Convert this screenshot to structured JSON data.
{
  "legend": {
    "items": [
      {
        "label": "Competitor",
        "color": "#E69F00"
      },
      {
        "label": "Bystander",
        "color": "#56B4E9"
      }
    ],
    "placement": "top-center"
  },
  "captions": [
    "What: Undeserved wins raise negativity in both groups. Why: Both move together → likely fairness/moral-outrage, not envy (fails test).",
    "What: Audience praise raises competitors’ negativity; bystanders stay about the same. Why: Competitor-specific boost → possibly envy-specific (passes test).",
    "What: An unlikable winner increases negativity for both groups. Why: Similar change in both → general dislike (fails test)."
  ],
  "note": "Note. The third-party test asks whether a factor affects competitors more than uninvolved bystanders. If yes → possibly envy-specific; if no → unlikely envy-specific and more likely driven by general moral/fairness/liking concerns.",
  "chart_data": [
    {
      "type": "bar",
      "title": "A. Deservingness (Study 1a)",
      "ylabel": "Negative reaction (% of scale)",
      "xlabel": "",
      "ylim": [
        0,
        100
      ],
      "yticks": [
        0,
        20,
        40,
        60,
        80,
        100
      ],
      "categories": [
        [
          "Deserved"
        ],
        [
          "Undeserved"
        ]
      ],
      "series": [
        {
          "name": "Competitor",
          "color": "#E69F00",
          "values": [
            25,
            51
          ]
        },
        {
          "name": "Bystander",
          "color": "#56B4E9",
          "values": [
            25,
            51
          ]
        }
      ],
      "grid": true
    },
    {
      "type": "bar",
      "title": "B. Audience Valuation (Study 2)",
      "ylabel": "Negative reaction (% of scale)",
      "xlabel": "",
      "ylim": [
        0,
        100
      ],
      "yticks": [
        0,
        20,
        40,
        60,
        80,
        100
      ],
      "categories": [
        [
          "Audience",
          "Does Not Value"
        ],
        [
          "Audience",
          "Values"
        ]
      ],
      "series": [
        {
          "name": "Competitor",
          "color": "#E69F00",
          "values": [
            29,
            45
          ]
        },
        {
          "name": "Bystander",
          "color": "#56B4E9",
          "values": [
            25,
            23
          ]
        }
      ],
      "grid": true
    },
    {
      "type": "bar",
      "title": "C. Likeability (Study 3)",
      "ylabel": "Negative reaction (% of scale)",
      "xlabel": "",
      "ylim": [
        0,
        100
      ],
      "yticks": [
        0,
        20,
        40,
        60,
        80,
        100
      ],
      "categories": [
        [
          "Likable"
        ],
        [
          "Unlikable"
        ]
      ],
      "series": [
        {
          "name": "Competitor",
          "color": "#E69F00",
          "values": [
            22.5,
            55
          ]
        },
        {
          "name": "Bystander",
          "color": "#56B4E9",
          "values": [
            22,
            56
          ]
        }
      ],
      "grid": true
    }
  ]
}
==
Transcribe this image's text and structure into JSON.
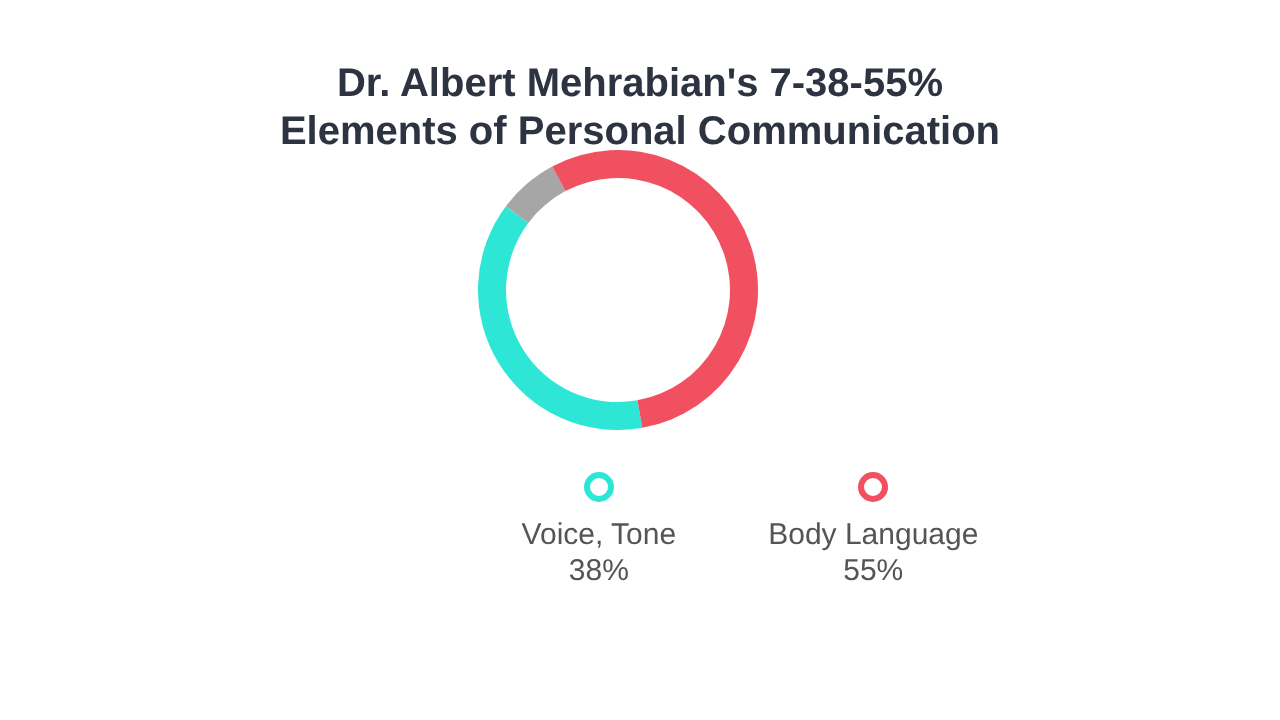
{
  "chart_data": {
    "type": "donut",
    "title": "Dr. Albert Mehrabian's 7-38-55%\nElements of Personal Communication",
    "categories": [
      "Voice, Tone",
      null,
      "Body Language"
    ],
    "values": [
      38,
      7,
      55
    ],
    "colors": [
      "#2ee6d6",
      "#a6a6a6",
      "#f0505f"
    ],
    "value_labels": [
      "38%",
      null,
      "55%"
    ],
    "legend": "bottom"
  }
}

◆ **The task**: Pull out each line containing the word "test" and copy it.

◆ **Worked solution**:
    "What: Undeserved wins raise negativity in both groups. Why: Both move together → likely fairness/moral-outrage, not envy (fails test).",
    "What: Audience praise raises competitors’ negativity; bystanders stay about the same. Why: Competitor-specific boost → possibly envy-specific (passes test).",
    "What: An unlikable winner increases negativity for both groups. Why: Similar change in both → general dislike (fails test)."
  "note": "Note. The third-party test asks whether a factor affects competitors more than uninvolved bystanders. If yes → possibly envy-specific; if no → unlikely envy-specific and more likely driven by general moral/fairness/liking concerns.",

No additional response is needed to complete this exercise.